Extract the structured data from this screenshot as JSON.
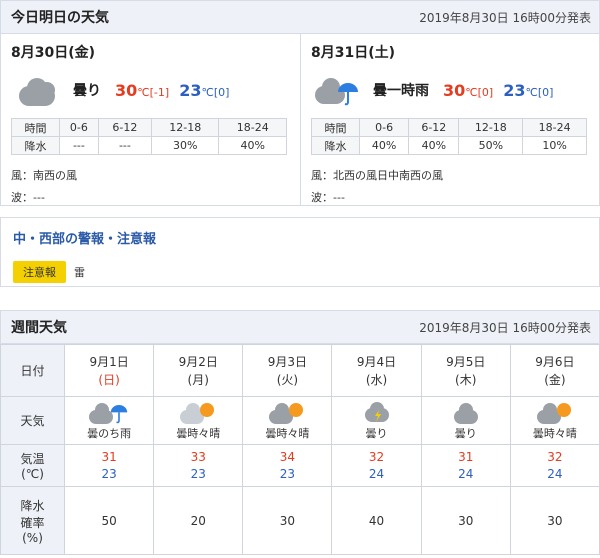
{
  "today_tomorrow": {
    "title": "今日明日の天気",
    "issued": "2019年8月30日 16時00分発表",
    "days": [
      {
        "date": "8月30日(金)",
        "weather": "曇り",
        "icon": "cloudy-icon",
        "max": "30",
        "max_diff": "[-1]",
        "min": "23",
        "min_diff": "[0]",
        "unit": "℃",
        "pop_time_label": "時間",
        "pop_label": "降水",
        "pop_times": [
          "0-6",
          "6-12",
          "12-18",
          "18-24"
        ],
        "pop_values": [
          "---",
          "---",
          "30%",
          "40%"
        ],
        "wind": "風：南西の風",
        "wave": "波：---"
      },
      {
        "date": "8月31日(土)",
        "weather": "曇一時雨",
        "icon": "cloudy-rain-icon",
        "max": "30",
        "max_diff": "[0]",
        "min": "23",
        "min_diff": "[0]",
        "unit": "℃",
        "pop_time_label": "時間",
        "pop_label": "降水",
        "pop_times": [
          "0-6",
          "6-12",
          "12-18",
          "18-24"
        ],
        "pop_values": [
          "40%",
          "40%",
          "50%",
          "10%"
        ],
        "wind": "風：北西の風日中南西の風",
        "wave": "波：---"
      }
    ]
  },
  "warnings": {
    "title": "中・西部の警報・注意報",
    "badge": "注意報",
    "item": "雷"
  },
  "weekly": {
    "title": "週間天気",
    "issued": "2019年8月30日 16時00分発表",
    "labels": {
      "date": "日付",
      "weather": "天気",
      "temp_line1": "気温",
      "temp_line2": "(℃)",
      "pop_line1": "降水",
      "pop_line2": "確率",
      "pop_line3": "(%)"
    },
    "days": [
      {
        "date": "9月1日",
        "dow": "(日)",
        "dow_type": "sun",
        "weather": "曇のち雨",
        "icon": "cloud-then-rain-icon",
        "max": "31",
        "min": "23",
        "pop": "50"
      },
      {
        "date": "9月2日",
        "dow": "(月)",
        "dow_type": "",
        "weather": "曇時々晴",
        "icon": "cloud-sometimes-sun-icon",
        "max": "33",
        "min": "23",
        "pop": "20"
      },
      {
        "date": "9月3日",
        "dow": "(火)",
        "dow_type": "",
        "weather": "曇時々晴",
        "icon": "cloud-sometimes-sun-icon",
        "max": "34",
        "min": "23",
        "pop": "30"
      },
      {
        "date": "9月4日",
        "dow": "(水)",
        "dow_type": "",
        "weather": "曇り",
        "icon": "cloud-thunder-icon",
        "max": "32",
        "min": "24",
        "pop": "40"
      },
      {
        "date": "9月5日",
        "dow": "(木)",
        "dow_type": "",
        "weather": "曇り",
        "icon": "cloudy-icon",
        "max": "31",
        "min": "24",
        "pop": "30"
      },
      {
        "date": "9月6日",
        "dow": "(金)",
        "dow_type": "",
        "weather": "曇時々晴",
        "icon": "cloud-sometimes-sun-icon",
        "max": "32",
        "min": "24",
        "pop": "30"
      }
    ]
  }
}
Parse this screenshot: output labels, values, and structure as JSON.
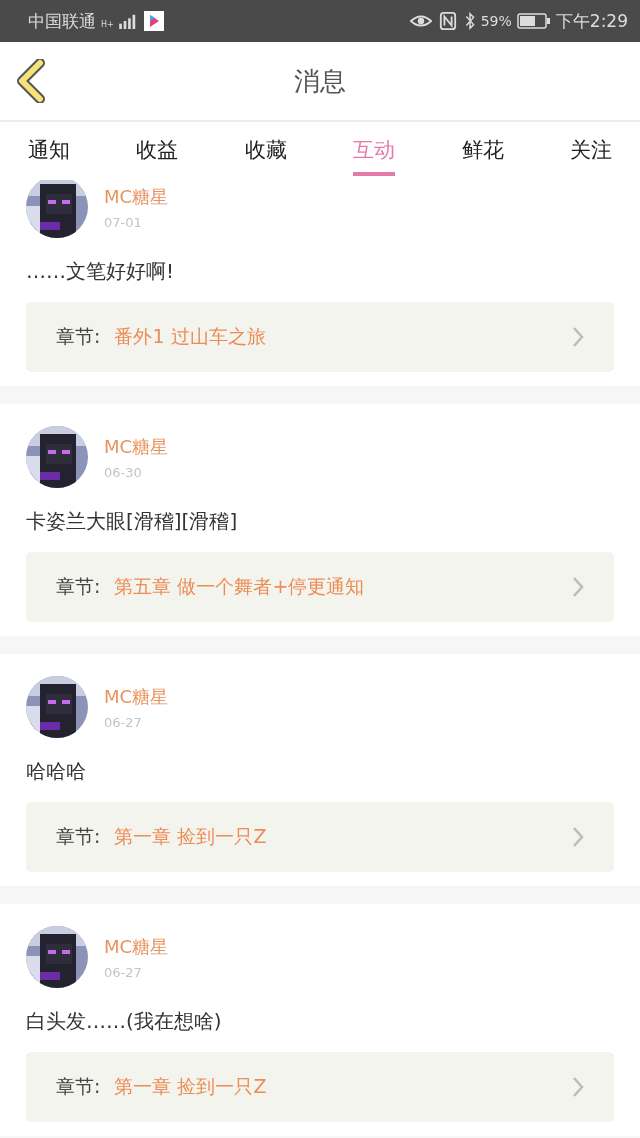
{
  "status_bar": {
    "carrier": "中国联通",
    "network": "H+",
    "battery_percent": "59%",
    "time": "下午2:29"
  },
  "header": {
    "title": "消息"
  },
  "tabs": [
    {
      "label": "通知",
      "selected": false
    },
    {
      "label": "收益",
      "selected": false
    },
    {
      "label": "收藏",
      "selected": false
    },
    {
      "label": "互动",
      "selected": true
    },
    {
      "label": "鲜花",
      "selected": false
    },
    {
      "label": "关注",
      "selected": false
    }
  ],
  "messages": [
    {
      "user": "MC糖星",
      "date": "07-01",
      "text": "……文笔好好啊!",
      "chapter_label": "章节:",
      "chapter": "番外1 过山车之旅"
    },
    {
      "user": "MC糖星",
      "date": "06-30",
      "text": "卡姿兰大眼[滑稽][滑稽]",
      "chapter_label": "章节:",
      "chapter": "第五章 做一个舞者+停更通知"
    },
    {
      "user": "MC糖星",
      "date": "06-27",
      "text": "哈哈哈",
      "chapter_label": "章节:",
      "chapter": "第一章 捡到一只Z"
    },
    {
      "user": "MC糖星",
      "date": "06-27",
      "text": "白头发……(我在想啥)",
      "chapter_label": "章节:",
      "chapter": "第一章 捡到一只Z"
    }
  ]
}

—————

_Work to be completed:_
Repeat the records word for word. Any picture in them should be left out.

_Answer in full:_
Extract the structured data from this screenshot as JSON.
{
  "today_tomorrow": {
    "title": "今日明日の天気",
    "issued": "2019年8月30日 16時00分発表",
    "days": [
      {
        "date": "8月30日(金)",
        "weather": "曇り",
        "icon": "cloudy-icon",
        "max": "30",
        "max_diff": "[-1]",
        "min": "23",
        "min_diff": "[0]",
        "unit": "℃",
        "pop_time_label": "時間",
        "pop_label": "降水",
        "pop_times": [
          "0-6",
          "6-12",
          "12-18",
          "18-24"
        ],
        "pop_values": [
          "---",
          "---",
          "30%",
          "40%"
        ],
        "wind": "風：南西の風",
        "wave": "波：---"
      },
      {
        "date": "8月31日(土)",
        "weather": "曇一時雨",
        "icon": "cloudy-rain-icon",
        "max": "30",
        "max_diff": "[0]",
        "min": "23",
        "min_diff": "[0]",
        "unit": "℃",
        "pop_time_label": "時間",
        "pop_label": "降水",
        "pop_times": [
          "0-6",
          "6-12",
          "12-18",
          "18-24"
        ],
        "pop_values": [
          "40%",
          "40%",
          "50%",
          "10%"
        ],
        "wind": "風：北西の風日中南西の風",
        "wave": "波：---"
      }
    ]
  },
  "warnings": {
    "title": "中・西部の警報・注意報",
    "badge": "注意報",
    "item": "雷"
  },
  "weekly": {
    "title": "週間天気",
    "issued": "2019年8月30日 16時00分発表",
    "labels": {
      "date": "日付",
      "weather": "天気",
      "temp_line1": "気温",
      "temp_line2": "(℃)",
      "pop_line1": "降水",
      "pop_line2": "確率",
      "pop_line3": "(%)"
    },
    "days": [
      {
        "date": "9月1日",
        "dow": "(日)",
        "dow_type": "sun",
        "weather": "曇のち雨",
        "icon": "cloud-then-rain-icon",
        "max": "31",
        "min": "23",
        "pop": "50"
      },
      {
        "date": "9月2日",
        "dow": "(月)",
        "dow_type": "",
        "weather": "曇時々晴",
        "icon": "cloud-sometimes-sun-icon",
        "max": "33",
        "min": "23",
        "pop": "20"
      },
      {
        "date": "9月3日",
        "dow": "(火)",
        "dow_type": "",
        "weather": "曇時々晴",
        "icon": "cloud-sometimes-sun-icon",
        "max": "34",
        "min": "23",
        "pop": "30"
      },
      {
        "date": "9月4日",
        "dow": "(水)",
        "dow_type": "",
        "weather": "曇り",
        "icon": "cloud-thunder-icon",
        "max": "32",
        "min": "24",
        "pop": "40"
      },
      {
        "date": "9月5日",
        "dow": "(木)",
        "dow_type": "",
        "weather": "曇り",
        "icon": "cloudy-icon",
        "max": "31",
        "min": "24",
        "pop": "30"
      },
      {
        "date": "9月6日",
        "dow": "(金)",
        "dow_type": "",
        "weather": "曇時々晴",
        "icon": "cloud-sometimes-sun-icon",
        "max": "32",
        "min": "24",
        "pop": "30"
      }
    ]
  }
}
Parse this screenshot: output labels, values, and structure as JSON.
{
  "status_bar": {
    "carrier": "中国联通",
    "network": "H+",
    "battery_percent": "59%",
    "time": "下午2:29"
  },
  "header": {
    "title": "消息"
  },
  "tabs": [
    {
      "label": "通知",
      "selected": false
    },
    {
      "label": "收益",
      "selected": false
    },
    {
      "label": "收藏",
      "selected": false
    },
    {
      "label": "互动",
      "selected": true
    },
    {
      "label": "鲜花",
      "selected": false
    },
    {
      "label": "关注",
      "selected": false
    }
  ],
  "messages": [
    {
      "user": "MC糖星",
      "date": "07-01",
      "text": "……文笔好好啊!",
      "chapter_label": "章节:",
      "chapter": "番外1 过山车之旅"
    },
    {
      "user": "MC糖星",
      "date": "06-30",
      "text": "卡姿兰大眼[滑稽][滑稽]",
      "chapter_label": "章节:",
      "chapter": "第五章 做一个舞者+停更通知"
    },
    {
      "user": "MC糖星",
      "date": "06-27",
      "text": "哈哈哈",
      "chapter_label": "章节:",
      "chapter": "第一章 捡到一只Z"
    },
    {
      "user": "MC糖星",
      "date": "06-27",
      "text": "白头发……(我在想啥)",
      "chapter_label": "章节:",
      "chapter": "第一章 捡到一只Z"
    }
  ]
}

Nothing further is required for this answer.